Filter for the word "Risk" and keep each matching line.

::: Data supplied :::

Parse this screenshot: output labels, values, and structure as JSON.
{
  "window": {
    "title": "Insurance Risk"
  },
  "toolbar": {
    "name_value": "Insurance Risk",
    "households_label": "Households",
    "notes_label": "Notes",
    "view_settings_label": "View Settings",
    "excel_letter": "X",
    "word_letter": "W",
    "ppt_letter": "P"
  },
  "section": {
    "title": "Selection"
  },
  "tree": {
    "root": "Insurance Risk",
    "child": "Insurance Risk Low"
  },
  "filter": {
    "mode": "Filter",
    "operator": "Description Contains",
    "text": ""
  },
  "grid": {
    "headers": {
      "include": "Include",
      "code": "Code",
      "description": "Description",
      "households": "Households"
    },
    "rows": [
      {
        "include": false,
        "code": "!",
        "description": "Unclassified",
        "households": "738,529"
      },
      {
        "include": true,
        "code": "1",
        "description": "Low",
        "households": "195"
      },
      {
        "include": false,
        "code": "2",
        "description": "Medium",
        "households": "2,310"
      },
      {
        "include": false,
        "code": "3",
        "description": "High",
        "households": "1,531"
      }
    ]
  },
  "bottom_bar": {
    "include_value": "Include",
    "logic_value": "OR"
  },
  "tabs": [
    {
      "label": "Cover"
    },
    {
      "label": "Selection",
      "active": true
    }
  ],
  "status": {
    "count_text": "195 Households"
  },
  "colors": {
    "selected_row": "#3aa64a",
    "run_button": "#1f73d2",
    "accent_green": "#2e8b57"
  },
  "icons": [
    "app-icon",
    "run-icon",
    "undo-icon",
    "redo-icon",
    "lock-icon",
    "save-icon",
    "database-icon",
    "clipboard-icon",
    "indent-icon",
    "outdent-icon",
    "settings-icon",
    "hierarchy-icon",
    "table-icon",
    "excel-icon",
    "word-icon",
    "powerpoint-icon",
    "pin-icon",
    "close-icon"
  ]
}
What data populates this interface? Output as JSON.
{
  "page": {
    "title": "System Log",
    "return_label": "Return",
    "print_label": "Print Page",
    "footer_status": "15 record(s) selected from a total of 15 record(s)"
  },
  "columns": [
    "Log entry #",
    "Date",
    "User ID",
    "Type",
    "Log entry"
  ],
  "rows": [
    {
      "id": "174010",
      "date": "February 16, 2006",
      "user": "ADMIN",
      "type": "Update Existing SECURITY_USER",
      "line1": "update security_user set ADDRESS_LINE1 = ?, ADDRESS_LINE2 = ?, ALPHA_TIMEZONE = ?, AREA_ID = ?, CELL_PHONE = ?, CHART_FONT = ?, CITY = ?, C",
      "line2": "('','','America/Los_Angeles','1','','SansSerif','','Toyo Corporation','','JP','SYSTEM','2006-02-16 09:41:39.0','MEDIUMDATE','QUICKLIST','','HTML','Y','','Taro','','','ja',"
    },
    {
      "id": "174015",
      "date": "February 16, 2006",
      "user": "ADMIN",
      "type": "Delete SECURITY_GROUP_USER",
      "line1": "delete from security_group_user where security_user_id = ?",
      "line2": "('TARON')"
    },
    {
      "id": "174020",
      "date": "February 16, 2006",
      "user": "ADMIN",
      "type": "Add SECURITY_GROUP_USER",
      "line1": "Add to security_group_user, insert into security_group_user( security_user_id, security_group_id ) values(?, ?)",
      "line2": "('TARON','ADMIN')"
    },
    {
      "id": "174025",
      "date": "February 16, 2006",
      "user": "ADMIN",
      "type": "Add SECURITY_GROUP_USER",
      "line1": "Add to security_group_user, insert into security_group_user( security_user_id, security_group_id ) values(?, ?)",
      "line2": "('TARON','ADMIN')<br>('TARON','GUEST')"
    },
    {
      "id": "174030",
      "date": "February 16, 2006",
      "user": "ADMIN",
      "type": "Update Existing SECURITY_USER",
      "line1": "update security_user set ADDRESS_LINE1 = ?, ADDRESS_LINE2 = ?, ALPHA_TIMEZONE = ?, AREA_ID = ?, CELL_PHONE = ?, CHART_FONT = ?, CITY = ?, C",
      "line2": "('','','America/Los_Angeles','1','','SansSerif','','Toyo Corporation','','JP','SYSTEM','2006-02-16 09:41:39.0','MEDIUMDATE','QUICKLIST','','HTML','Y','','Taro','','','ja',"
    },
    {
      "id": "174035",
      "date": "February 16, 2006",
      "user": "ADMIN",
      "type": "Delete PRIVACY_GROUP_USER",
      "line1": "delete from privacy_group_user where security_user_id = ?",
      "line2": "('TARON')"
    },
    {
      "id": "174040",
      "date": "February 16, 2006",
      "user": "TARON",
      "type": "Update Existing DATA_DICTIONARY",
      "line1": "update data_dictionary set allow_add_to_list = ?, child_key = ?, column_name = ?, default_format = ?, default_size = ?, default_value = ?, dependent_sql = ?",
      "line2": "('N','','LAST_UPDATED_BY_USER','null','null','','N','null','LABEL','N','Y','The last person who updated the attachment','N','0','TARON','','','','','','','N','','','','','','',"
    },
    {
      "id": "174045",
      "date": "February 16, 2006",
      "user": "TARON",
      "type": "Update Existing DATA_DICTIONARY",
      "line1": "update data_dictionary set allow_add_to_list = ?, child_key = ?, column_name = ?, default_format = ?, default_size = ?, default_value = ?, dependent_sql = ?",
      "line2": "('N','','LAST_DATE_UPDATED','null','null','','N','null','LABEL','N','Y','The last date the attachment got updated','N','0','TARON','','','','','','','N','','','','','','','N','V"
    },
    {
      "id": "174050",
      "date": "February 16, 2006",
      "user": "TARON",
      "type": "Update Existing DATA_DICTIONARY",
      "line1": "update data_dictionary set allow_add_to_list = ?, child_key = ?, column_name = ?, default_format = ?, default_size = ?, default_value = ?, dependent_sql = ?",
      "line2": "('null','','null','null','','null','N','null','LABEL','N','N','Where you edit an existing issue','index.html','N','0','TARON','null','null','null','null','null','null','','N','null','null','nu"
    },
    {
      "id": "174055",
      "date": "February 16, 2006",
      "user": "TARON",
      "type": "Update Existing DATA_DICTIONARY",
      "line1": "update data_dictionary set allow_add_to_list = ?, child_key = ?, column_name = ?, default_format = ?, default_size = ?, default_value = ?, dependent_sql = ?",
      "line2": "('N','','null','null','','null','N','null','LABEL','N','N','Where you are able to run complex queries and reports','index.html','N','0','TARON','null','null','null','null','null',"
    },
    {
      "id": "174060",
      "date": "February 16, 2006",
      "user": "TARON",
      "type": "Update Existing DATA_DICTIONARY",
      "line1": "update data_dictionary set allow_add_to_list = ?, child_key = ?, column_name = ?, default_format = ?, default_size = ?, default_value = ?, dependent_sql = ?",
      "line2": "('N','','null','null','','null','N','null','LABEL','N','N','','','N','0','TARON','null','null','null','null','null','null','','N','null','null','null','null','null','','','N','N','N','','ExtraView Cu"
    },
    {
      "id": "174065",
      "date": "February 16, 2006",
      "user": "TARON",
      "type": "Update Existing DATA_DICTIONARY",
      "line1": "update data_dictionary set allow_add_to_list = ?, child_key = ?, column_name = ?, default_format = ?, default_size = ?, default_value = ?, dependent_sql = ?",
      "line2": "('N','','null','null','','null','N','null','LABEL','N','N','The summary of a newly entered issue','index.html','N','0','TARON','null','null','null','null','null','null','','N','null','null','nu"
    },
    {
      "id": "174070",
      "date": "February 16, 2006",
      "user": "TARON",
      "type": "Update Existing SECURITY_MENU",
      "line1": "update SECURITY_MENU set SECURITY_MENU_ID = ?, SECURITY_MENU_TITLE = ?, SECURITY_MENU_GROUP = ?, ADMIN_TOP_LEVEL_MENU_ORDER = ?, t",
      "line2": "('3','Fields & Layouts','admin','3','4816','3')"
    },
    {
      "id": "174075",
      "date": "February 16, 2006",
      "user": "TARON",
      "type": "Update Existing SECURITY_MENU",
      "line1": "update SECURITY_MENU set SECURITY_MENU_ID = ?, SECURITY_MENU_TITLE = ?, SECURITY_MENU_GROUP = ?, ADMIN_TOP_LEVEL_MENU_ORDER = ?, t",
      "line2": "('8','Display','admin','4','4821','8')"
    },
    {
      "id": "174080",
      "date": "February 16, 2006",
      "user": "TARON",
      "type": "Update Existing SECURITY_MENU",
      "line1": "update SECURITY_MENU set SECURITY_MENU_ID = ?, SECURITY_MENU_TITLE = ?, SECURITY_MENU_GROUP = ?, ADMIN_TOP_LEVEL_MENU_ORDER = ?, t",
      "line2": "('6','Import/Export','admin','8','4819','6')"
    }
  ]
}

:::

| Answer to the task |
    "title": "Insurance Risk"
    "name_value": "Insurance Risk",
    "root": "Insurance Risk",
    "child": "Insurance Risk Low"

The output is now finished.